__Problem statement__: Below are some records; give them all again exactly, but not the pictures.

━━━━

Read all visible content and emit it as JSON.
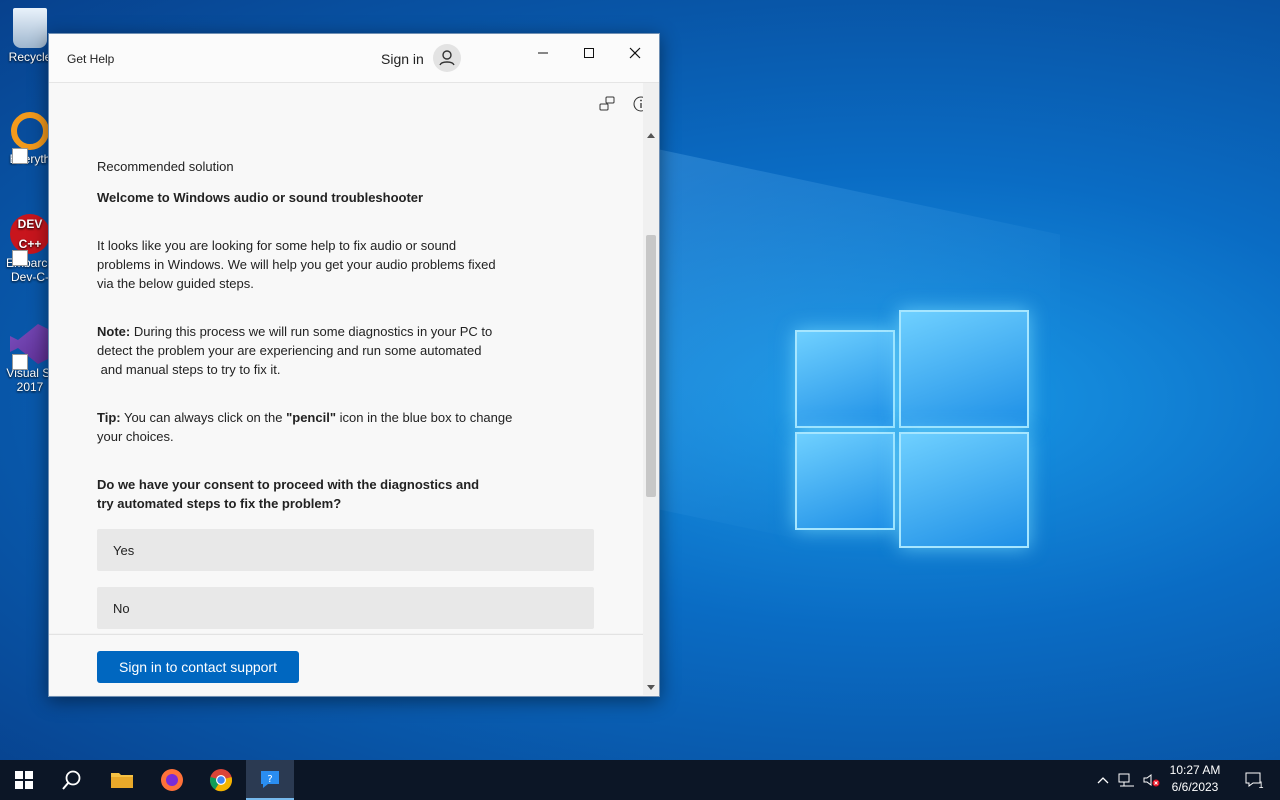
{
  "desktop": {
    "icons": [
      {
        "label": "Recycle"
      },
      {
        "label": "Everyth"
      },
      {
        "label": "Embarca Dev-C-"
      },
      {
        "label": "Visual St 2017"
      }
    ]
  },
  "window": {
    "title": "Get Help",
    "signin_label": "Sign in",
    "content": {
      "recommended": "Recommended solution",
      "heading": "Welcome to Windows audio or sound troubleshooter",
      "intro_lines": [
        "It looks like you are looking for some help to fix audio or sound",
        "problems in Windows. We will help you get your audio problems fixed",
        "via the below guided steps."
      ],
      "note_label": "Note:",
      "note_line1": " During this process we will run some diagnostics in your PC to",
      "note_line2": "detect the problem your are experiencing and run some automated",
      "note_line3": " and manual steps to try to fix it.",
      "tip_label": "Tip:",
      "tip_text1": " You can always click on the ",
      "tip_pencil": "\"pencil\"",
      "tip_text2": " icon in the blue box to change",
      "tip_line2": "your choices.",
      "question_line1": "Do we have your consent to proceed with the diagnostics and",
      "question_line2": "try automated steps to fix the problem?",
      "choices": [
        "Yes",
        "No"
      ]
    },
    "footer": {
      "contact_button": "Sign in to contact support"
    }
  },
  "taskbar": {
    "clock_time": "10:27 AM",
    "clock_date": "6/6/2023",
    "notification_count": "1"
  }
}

━━━━

__Answer to the problem__:
Read all visible content and emit it as JSON.
{
  "desktop": {
    "icons": [
      {
        "label": "Recycle"
      },
      {
        "label": "Everyth"
      },
      {
        "label": "Embarca Dev-C-"
      },
      {
        "label": "Visual St 2017"
      }
    ]
  },
  "window": {
    "title": "Get Help",
    "signin_label": "Sign in",
    "content": {
      "recommended": "Recommended solution",
      "heading": "Welcome to Windows audio or sound troubleshooter",
      "intro_lines": [
        "It looks like you are looking for some help to fix audio or sound",
        "problems in Windows. We will help you get your audio problems fixed",
        "via the below guided steps."
      ],
      "note_label": "Note:",
      "note_line1": " During this process we will run some diagnostics in your PC to",
      "note_line2": "detect the problem your are experiencing and run some automated",
      "note_line3": " and manual steps to try to fix it.",
      "tip_label": "Tip:",
      "tip_text1": " You can always click on the ",
      "tip_pencil": "\"pencil\"",
      "tip_text2": " icon in the blue box to change",
      "tip_line2": "your choices.",
      "question_line1": "Do we have your consent to proceed with the diagnostics and",
      "question_line2": "try automated steps to fix the problem?",
      "choices": [
        "Yes",
        "No"
      ]
    },
    "footer": {
      "contact_button": "Sign in to contact support"
    }
  },
  "taskbar": {
    "clock_time": "10:27 AM",
    "clock_date": "6/6/2023",
    "notification_count": "1"
  }
}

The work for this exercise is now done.